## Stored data
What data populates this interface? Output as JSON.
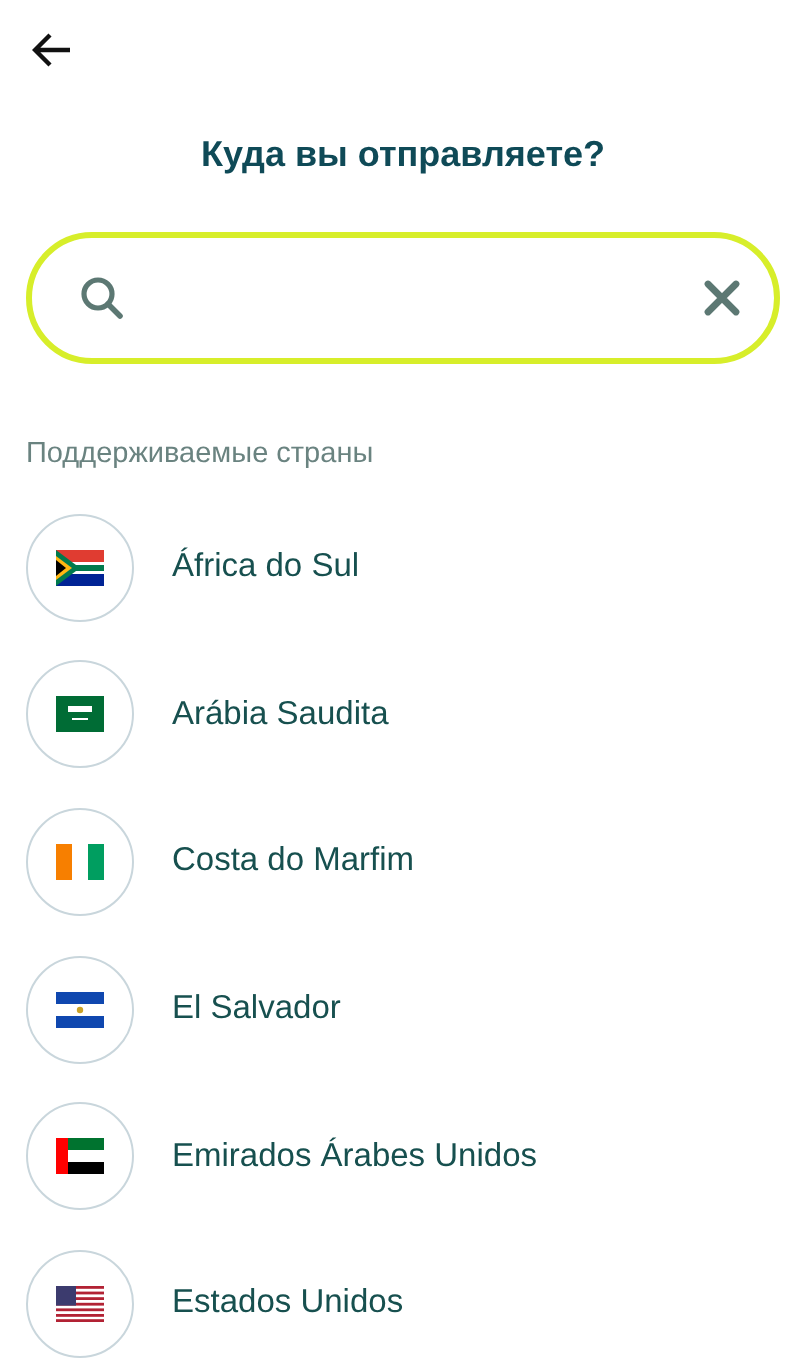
{
  "title": "Куда вы отправляете?",
  "section_label": "Поддерживаемые страны",
  "countries": [
    {
      "name": "África do Sul",
      "kind": "za"
    },
    {
      "name": "Arábia Saudita",
      "kind": "sa"
    },
    {
      "name": "Costa do Marfim",
      "kind": "ci"
    },
    {
      "name": "El Salvador",
      "kind": "sv"
    },
    {
      "name": "Emirados Árabes Unidos",
      "kind": "ae"
    },
    {
      "name": "Estados Unidos",
      "kind": "us"
    }
  ]
}
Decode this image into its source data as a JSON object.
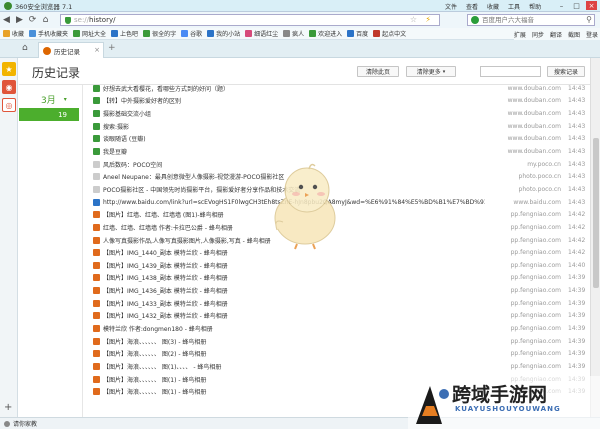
{
  "window": {
    "title": "360安全浏览器 7.1",
    "menus": [
      "文件",
      "查看",
      "收藏",
      "工具",
      "帮助"
    ]
  },
  "address": {
    "scheme": "se://",
    "path": "history/",
    "search_placeholder": "百度用户六大福音"
  },
  "bookmarks": {
    "items": [
      {
        "label": "收藏",
        "color": "#e8a22a"
      },
      {
        "label": "手机收藏夹",
        "color": "#4a90d9"
      },
      {
        "label": "网址大全",
        "color": "#3a9a3a"
      },
      {
        "label": "上色吧",
        "color": "#2b73c7"
      },
      {
        "label": "很全的字",
        "color": "#3a9a3a"
      },
      {
        "label": "谷歌",
        "color": "#4a8af4"
      },
      {
        "label": "我的小站",
        "color": "#2b73c7"
      },
      {
        "label": "细语红尘",
        "color": "#d64a7a"
      },
      {
        "label": "疯人",
        "color": "#888888"
      },
      {
        "label": "欢迎进入",
        "color": "#3a9a3a"
      },
      {
        "label": "百度",
        "color": "#2b73c7"
      },
      {
        "label": "起点中文",
        "color": "#c0392b"
      }
    ],
    "right": [
      "扩展",
      "同步",
      "翻译",
      "截图",
      "登录"
    ]
  },
  "tab": {
    "label": "历史记录"
  },
  "history": {
    "title": "历史记录",
    "clear_page": "清除此页",
    "clear_more": "清除更多",
    "search_button": "搜索记录",
    "month": "3月",
    "day": "19"
  },
  "rows": [
    {
      "title": "好想去武大看樱花，看哪些方式到的好问（题）",
      "host": "www.douban.com",
      "time": "14:43",
      "icon": "#3a9a3a"
    },
    {
      "title": "【转】中外摄影爱好者的区别",
      "host": "www.douban.com",
      "time": "14:43",
      "icon": "#3a9a3a"
    },
    {
      "title": "摄影基础交流小组",
      "host": "www.douban.com",
      "time": "14:43",
      "icon": "#3a9a3a"
    },
    {
      "title": "搜索:摄影",
      "host": "www.douban.com",
      "time": "14:43",
      "icon": "#3a9a3a"
    },
    {
      "title": "谈眼随语 (豆瓣)",
      "host": "www.douban.com",
      "time": "14:43",
      "icon": "#3a9a3a"
    },
    {
      "title": "我是豆瓣",
      "host": "www.douban.com",
      "time": "14:43",
      "icon": "#3a9a3a"
    },
    {
      "title": "风后数码：POCO空间",
      "host": "my.poco.cn",
      "time": "14:43",
      "icon": "#cccccc"
    },
    {
      "title": "Aneel Neupane：最具创意微型人像摄影-视觉漫游-POCO摄影社区",
      "host": "photo.poco.cn",
      "time": "14:43",
      "icon": "#cccccc"
    },
    {
      "title": "POCO摄影社区 - 中国领先时尚摄影平台，摄影爱好者分享作品和技术交流",
      "host": "photo.poco.cn",
      "time": "14:43",
      "icon": "#cccccc"
    },
    {
      "title": "http://www.baidu.com/link?url=scEVogHS1F0lwgCH3tEh8tsZnE-hJn8pbu2QA8myJ&wd=%E6%91%84%E5%BD%B1%E7%BD%91...",
      "host": "www.baidu.com",
      "time": "14:43",
      "icon": "#2b73c7"
    },
    {
      "title": "【图片】红墙、红墙、红墙墙 (图1)-蜂鸟相册",
      "host": "pp.fengniao.com",
      "time": "14:42",
      "icon": "#e06a1c"
    },
    {
      "title": "红墙、红墙、红墙墙 作者:卡拉巴公爵 - 蜂鸟相册",
      "host": "pp.fengniao.com",
      "time": "14:42",
      "icon": "#e06a1c"
    },
    {
      "title": "人像写真摄影作品,人像写真摄影图片,人像摄影,写真 - 蜂鸟相册",
      "host": "pp.fengniao.com",
      "time": "14:42",
      "icon": "#e06a1c"
    },
    {
      "title": "【图片】IMG_1440_副本 模特兰欣 - 蜂鸟相册",
      "host": "pp.fengniao.com",
      "time": "14:42",
      "icon": "#e06a1c"
    },
    {
      "title": "【图片】IMG_1439_副本 模特兰欣 - 蜂鸟相册",
      "host": "pp.fengniao.com",
      "time": "14:40",
      "icon": "#e06a1c"
    },
    {
      "title": "【图片】IMG_1438_副本 模特兰欣 - 蜂鸟相册",
      "host": "pp.fengniao.com",
      "time": "14:39",
      "icon": "#e06a1c"
    },
    {
      "title": "【图片】IMG_1436_副本 模特兰欣 - 蜂鸟相册",
      "host": "pp.fengniao.com",
      "time": "14:39",
      "icon": "#e06a1c"
    },
    {
      "title": "【图片】IMG_1433_副本 模特兰欣 - 蜂鸟相册",
      "host": "pp.fengniao.com",
      "time": "14:39",
      "icon": "#e06a1c"
    },
    {
      "title": "【图片】IMG_1432_副本 模特兰欣 - 蜂鸟相册",
      "host": "pp.fengniao.com",
      "time": "14:39",
      "icon": "#e06a1c"
    },
    {
      "title": "模特兰欣 作者:dongmen180 - 蜂鸟相册",
      "host": "pp.fengniao.com",
      "time": "14:39",
      "icon": "#e06a1c"
    },
    {
      "title": "【图片】海浪、、、、、、 图(3) - 蜂鸟相册",
      "host": "pp.fengniao.com",
      "time": "14:39",
      "icon": "#e06a1c"
    },
    {
      "title": "【图片】海浪、、、、、、 图(2) - 蜂鸟相册",
      "host": "pp.fengniao.com",
      "time": "14:39",
      "icon": "#e06a1c"
    },
    {
      "title": "【图片】海浪、、、、、、 图(1)、、、、 - 蜂鸟相册",
      "host": "pp.fengniao.com",
      "time": "14:39",
      "icon": "#e06a1c"
    },
    {
      "title": "【图片】海浪、、、、、、 图(1) - 蜂鸟相册",
      "host": "pp.fengniao.com",
      "time": "14:39",
      "icon": "#e06a1c"
    },
    {
      "title": "【图片】海浪、、、、、、 图(1) - 蜂鸟相册",
      "host": "pp.fengniao.com",
      "time": "14:39",
      "icon": "#e06a1c"
    }
  ],
  "status": {
    "text": "请你家教"
  },
  "watermark": {
    "text": "跨域手游网",
    "sub": "KUAYUSHOUYOUWANG"
  }
}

## Requirements
Which lines of the material contain the string "this"? List each of them.

## Written response
What data populates this interface? Output as JSON.
Decode this image into its source data as a JSON object.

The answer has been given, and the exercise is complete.